Pour en revenir à nos journalistes, on voit bien que leur mission est donc d'éclairer ce qui est obscur. Ils doivent donner aux citoyens les info qui permettent à ceux-ci d'évaluer hommes et situations en connaissance de cause, les info que, d'où ils sont, les citoyens ne sont pas en mesure d'obtenir seuls, même grâce à l'outil qu'est désormais Internet.
Or pour donner ces info, il faut qu'ils les recueillent et pour qu'ils les recueillent, il faut qu'ils en aient l'envie et la liberté.
S'ils sont liés par des connivences d'intérêts au pouvoir politique, par exemple, auront-ils envie de dénicher les bonnes info ?
Et s'ils sont soumis au pouvoir politique ou économique, en auront-ils la liberté ?
Ceux qui défendent le système actuel d'endogamie entre les différents milieux de pouvoir le font presque toujours avec un argument qu'ils jugent imparable : l'impartialité, ça n'existe pas ; tout journaliste est forcément partisan, il pense et son opinion influe sur ce qu'il rapporte.
On a beau rétorquer que, si partisan soit-il, un bon journaliste peut s'effacer devant son sujet car le seul critère qui le guide est, lui, parfaitement objectif : qu'est-ce qui est une info et qu'est-ce qui n'en est pas ?
Une info, ce n'est pas discutable. Il y a des info plus ou moins importantes, plus ou moins éclairantes, mais une info, ce n'est pas subjectif, ça correspond à des critères intangibles que toutes les écoles de presse enseignent et auxquels les journalistes devraient pouvoir être toujours fidèles.

Consigne:
Répondez brièvement aux questions suivantes sur le texte consacré à la mission des journalistes.
(a) En quoi consiste la mission des journalistes, selon le premier paragraphe ?
(b) Quel argument, jugé imparable, avancent ceux qui défendent le système actuel d'endogamie entre les milieux de pouvoir ?
(c) À quoi correspond une info, d'après le dernier paragraphe ?

[Données enregistrées]
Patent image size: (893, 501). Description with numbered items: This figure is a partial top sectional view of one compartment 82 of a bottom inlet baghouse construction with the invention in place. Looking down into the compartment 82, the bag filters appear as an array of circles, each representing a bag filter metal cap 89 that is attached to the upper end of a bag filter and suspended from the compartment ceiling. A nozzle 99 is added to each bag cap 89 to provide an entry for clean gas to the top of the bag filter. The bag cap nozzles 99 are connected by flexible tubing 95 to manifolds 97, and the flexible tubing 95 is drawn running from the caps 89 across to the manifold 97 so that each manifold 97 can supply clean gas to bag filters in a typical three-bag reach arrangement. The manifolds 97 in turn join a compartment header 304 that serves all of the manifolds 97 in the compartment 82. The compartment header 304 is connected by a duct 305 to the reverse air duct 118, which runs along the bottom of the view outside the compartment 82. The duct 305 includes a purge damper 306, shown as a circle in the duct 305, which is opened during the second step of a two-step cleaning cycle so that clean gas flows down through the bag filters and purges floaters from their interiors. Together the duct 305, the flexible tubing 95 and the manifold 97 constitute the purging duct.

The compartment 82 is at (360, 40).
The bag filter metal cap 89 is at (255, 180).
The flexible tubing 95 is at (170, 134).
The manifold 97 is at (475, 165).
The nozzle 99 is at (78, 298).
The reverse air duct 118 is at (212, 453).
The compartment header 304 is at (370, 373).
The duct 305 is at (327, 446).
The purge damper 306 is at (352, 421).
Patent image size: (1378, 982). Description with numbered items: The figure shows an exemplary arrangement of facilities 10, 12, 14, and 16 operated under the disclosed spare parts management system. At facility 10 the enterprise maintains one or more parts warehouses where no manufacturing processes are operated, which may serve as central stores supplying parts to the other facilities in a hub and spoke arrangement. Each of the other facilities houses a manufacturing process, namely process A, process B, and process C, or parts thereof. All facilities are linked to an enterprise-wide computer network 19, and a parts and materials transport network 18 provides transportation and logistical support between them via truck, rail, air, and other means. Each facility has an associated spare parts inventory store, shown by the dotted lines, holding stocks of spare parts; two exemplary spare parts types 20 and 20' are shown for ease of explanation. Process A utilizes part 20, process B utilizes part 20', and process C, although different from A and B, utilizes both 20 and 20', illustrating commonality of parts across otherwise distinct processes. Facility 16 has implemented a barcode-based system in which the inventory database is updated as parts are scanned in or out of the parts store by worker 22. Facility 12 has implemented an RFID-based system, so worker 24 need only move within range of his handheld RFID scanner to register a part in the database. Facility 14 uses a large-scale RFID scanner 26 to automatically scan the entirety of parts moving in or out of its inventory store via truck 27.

Votre réponse:
(a) Elle consiste à éclairer ce qui est obscur, en donnant aux citoyens les informations qui leur permettent d'évaluer hommes et situations en connaissance de cause.
(b) Selon eux, l'impartialité n'existe pas : tout journaliste est forcément partisan, car il pense et son opinion influe sur ce qu'il rapporte.
(c) Elle correspond à des critères intangibles que toutes les écoles de presse enseignent.